─── Stored data
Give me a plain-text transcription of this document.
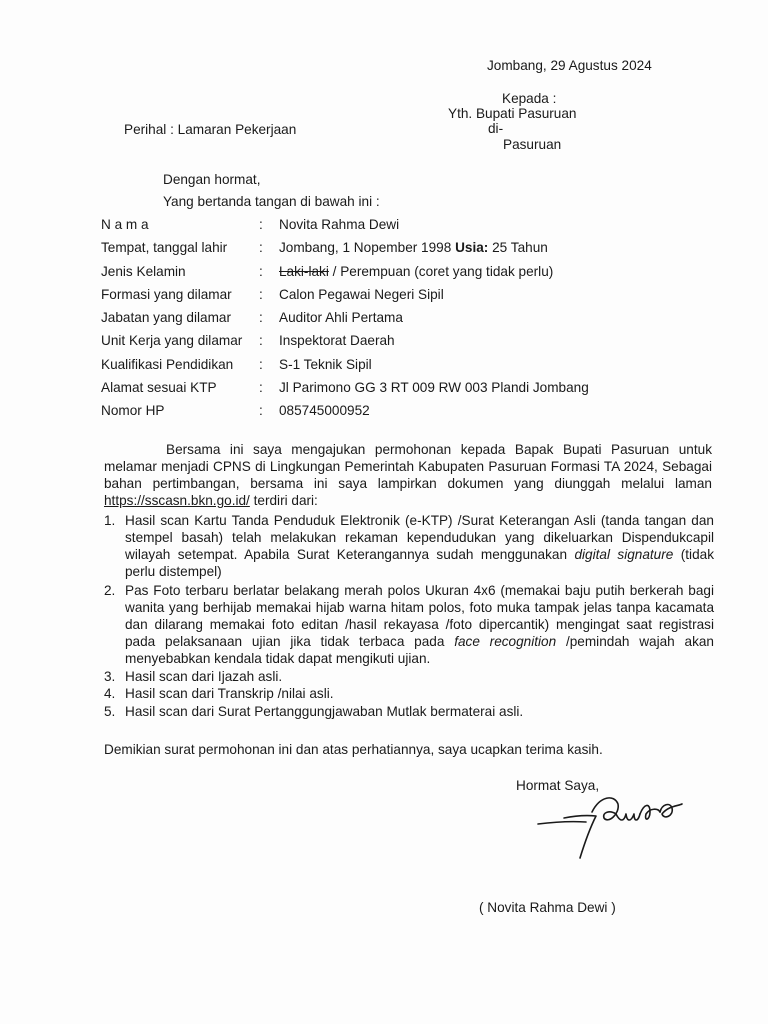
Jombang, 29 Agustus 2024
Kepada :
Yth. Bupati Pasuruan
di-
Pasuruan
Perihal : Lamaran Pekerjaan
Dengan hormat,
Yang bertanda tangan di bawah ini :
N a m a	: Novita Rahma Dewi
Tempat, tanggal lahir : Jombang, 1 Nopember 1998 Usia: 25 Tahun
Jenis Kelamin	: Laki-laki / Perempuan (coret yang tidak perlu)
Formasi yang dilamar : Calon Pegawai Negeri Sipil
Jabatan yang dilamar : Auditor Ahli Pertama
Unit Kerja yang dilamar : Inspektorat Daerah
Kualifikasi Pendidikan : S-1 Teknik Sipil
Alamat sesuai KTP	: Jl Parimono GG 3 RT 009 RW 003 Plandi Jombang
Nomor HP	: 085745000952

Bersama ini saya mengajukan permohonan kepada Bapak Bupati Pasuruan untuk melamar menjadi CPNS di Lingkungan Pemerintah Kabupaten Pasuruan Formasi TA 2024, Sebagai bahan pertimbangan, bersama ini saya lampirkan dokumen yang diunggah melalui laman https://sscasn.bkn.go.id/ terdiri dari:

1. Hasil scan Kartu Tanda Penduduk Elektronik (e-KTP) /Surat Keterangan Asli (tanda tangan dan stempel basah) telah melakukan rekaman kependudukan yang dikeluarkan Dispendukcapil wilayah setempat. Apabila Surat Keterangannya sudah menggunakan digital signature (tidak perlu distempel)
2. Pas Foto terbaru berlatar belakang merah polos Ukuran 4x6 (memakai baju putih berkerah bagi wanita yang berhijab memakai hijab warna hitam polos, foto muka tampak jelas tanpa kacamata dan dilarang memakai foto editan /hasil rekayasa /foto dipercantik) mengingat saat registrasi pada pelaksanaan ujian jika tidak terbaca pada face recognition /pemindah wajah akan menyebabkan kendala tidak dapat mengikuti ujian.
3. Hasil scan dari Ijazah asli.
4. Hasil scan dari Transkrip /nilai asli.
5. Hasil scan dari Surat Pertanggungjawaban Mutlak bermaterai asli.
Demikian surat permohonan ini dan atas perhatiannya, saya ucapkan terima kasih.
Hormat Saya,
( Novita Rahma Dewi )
──────
─── Stored data
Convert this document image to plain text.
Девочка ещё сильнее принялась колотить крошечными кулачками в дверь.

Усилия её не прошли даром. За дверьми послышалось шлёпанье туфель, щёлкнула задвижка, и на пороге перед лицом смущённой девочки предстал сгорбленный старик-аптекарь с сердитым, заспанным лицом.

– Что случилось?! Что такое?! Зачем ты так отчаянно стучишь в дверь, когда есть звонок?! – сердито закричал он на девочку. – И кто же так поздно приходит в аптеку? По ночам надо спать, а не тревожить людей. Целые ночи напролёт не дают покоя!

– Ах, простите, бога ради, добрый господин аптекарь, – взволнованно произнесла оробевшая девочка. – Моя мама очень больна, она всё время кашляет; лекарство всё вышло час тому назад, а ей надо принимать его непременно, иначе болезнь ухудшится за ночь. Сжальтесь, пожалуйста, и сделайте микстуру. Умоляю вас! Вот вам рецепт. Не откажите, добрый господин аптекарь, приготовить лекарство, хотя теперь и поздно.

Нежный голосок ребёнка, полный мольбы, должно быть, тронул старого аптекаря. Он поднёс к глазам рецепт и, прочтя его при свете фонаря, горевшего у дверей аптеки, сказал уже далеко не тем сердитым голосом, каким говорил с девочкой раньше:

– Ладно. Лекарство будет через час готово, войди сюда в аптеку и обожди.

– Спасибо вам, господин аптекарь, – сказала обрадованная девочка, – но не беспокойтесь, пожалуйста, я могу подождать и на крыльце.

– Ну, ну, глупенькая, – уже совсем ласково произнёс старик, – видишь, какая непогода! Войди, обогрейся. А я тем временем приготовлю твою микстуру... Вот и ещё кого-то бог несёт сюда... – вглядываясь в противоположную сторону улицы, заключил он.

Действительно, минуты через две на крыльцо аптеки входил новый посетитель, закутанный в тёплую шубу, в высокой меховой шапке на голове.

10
──────
─── Stored data
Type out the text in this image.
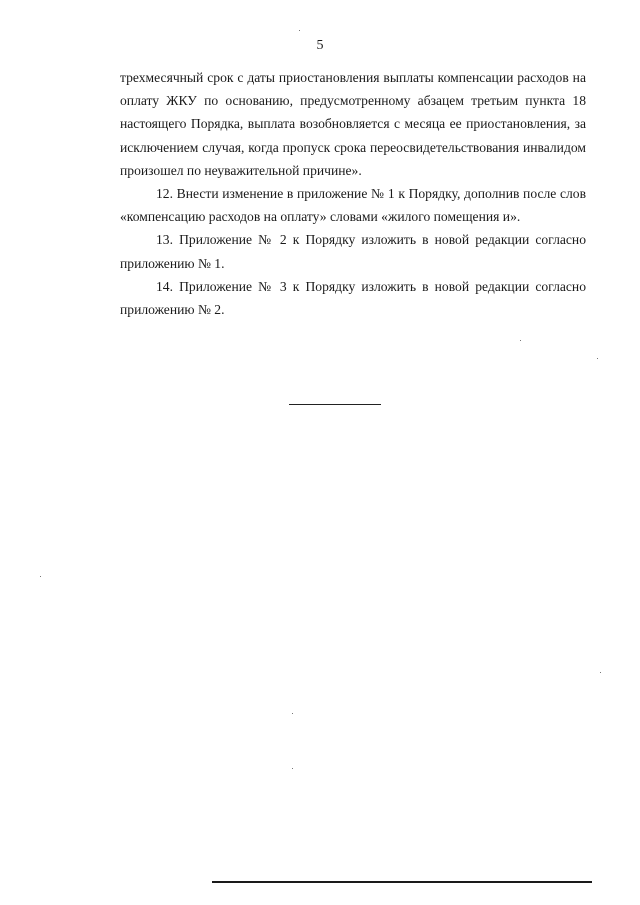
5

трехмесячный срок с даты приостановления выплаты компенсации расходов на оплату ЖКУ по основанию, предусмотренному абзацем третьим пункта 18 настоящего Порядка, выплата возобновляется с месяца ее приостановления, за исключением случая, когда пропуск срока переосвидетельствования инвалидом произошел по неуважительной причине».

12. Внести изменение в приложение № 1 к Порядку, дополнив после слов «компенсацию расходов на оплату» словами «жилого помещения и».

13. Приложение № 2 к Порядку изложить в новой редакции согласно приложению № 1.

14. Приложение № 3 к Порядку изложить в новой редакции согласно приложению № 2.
──────
## Short problem:
Gather up the lines that contain the word "приложению".

## Answer to this exercise:
13. Приложение № 2 к Порядку изложить в новой редакции согласно приложению № 1.
14. Приложение № 3 к Порядку изложить в новой редакции согласно приложению № 2.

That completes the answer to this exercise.